▶ _TEXT_
A particularly significant reason, in 1999, is that Obasanjo was known to be a candidate of the military bosses in power whom Southwesterners had struggled against for more than a decade. Because the military hierarchy was dominated unabashedly by an Arewa code, he was presented as a candidate of the North, a hegemonic region that Awolowo had spent his whole political career trying to break up towards a truer form of federalism in which one region would not be so large as to literally wield a veto over the whole federation. Perhaps the most intriguing aspect of the 1999 election was that although Obasanjo was supposed to be the representative of the Southwest within the zoning formula that was employed, it was the North that chose him as a candidate. To think of it, nothing could have been more clear-sighted than for a people who knew their interests to reject one of their own who was a bearer of an ethic that belonged to an opposing group. It seemed the wisest thing for the Yoruba to have done for themselves. After all, they had spent the previous six years on the barricades struggling to reverse the annulment of the June 12 1993 presidential elections, the freest and fairest election that Nigeria had yet known, an election that was won by MKO Abiola, a scion of Yoruba-land whom a section of the military, as part of a shadowy cabal in Northern Nigeria, considered untouchable on ethnic grounds. It could be argued that Yoruba ethnic solidarity was merely a response to that Arewa code. But it was, in a way, the beginning of trouble.

▶ _TO BE DONE_
Decide whether each of these statements agrees with the passage on the 1999 election, answering yes or no and quoting the words of the passage that decide it. 1. The North chose Obasanjo as a candidate. 2. Obasanjo won the June 12 1993 presidential elections. 3. Southwesterners had struggled against the military bosses for less than five years. The items that follow are drawn from a different source than the passage.

▶ _ITEMS_
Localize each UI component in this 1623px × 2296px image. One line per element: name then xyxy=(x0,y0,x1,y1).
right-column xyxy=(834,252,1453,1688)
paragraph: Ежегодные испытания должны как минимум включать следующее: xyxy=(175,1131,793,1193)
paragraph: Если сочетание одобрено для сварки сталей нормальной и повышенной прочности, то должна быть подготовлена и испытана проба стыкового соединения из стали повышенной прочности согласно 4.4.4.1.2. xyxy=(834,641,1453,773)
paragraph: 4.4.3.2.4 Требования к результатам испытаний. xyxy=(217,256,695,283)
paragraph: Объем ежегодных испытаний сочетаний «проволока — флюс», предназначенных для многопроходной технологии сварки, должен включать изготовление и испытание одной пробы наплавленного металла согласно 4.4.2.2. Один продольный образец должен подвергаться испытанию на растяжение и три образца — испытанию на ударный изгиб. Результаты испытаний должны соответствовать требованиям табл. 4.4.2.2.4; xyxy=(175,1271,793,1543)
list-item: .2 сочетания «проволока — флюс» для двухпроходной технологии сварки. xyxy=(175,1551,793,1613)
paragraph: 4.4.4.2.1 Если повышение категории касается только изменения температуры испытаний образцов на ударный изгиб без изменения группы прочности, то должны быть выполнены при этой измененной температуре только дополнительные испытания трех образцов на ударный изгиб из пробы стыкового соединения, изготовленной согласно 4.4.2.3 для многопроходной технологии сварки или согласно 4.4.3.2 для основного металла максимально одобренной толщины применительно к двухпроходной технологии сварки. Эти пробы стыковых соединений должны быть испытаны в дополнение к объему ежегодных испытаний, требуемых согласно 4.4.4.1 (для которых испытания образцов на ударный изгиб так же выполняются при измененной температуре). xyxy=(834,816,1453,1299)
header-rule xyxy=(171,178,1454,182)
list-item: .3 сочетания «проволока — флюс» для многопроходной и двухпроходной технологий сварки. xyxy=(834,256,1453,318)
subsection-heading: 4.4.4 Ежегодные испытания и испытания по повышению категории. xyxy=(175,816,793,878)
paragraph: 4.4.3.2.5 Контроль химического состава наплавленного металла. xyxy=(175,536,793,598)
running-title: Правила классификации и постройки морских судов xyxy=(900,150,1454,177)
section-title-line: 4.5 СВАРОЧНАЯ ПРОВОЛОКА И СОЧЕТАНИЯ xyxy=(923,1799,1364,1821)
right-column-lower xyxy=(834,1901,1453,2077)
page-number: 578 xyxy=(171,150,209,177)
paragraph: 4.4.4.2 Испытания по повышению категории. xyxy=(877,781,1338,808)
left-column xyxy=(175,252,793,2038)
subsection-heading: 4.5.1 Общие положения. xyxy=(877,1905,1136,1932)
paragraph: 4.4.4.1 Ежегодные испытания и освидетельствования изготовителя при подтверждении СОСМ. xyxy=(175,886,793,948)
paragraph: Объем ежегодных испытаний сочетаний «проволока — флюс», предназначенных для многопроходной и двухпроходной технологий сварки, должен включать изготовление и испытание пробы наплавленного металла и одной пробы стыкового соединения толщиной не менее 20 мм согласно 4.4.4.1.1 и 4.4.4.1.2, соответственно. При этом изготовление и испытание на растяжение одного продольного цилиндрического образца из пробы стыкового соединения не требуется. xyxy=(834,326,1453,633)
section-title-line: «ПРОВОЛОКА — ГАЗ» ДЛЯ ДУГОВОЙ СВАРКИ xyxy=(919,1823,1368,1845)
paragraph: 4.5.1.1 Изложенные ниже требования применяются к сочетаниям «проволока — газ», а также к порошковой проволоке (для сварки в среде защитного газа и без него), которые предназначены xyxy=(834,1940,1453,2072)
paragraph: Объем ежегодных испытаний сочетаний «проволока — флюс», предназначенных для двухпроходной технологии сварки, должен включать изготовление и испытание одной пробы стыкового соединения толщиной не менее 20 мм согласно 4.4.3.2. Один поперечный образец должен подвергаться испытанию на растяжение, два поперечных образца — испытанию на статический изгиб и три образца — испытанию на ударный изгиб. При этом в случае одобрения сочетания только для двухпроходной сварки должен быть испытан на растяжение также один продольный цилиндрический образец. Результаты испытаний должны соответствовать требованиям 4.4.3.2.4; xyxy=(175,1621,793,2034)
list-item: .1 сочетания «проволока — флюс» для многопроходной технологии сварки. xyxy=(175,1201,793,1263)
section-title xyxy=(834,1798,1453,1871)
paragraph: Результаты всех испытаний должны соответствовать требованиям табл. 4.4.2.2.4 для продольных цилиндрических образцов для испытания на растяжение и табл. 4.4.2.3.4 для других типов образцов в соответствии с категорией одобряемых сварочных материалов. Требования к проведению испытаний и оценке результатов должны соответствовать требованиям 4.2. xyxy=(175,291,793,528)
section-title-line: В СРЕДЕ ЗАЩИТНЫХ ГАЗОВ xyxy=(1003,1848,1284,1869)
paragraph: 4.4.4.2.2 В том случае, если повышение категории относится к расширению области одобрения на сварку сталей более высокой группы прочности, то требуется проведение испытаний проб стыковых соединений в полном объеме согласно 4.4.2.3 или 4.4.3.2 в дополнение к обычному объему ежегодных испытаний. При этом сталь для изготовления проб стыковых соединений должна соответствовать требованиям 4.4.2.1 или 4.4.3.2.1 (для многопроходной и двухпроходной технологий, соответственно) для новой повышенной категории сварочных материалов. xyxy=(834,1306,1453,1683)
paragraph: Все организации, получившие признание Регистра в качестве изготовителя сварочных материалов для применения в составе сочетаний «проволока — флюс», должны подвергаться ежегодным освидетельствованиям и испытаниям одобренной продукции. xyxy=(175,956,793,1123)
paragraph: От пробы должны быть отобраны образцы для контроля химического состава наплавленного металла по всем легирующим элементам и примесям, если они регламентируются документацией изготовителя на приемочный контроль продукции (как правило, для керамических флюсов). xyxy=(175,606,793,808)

▶ _PROBLEM SOLUTION_
1. Yes: "it was the North that chose him as a candidate."
2. No: "an election that was won by MKO Abiola"
3. No: "whom Southwesterners had struggled against for more than a decade"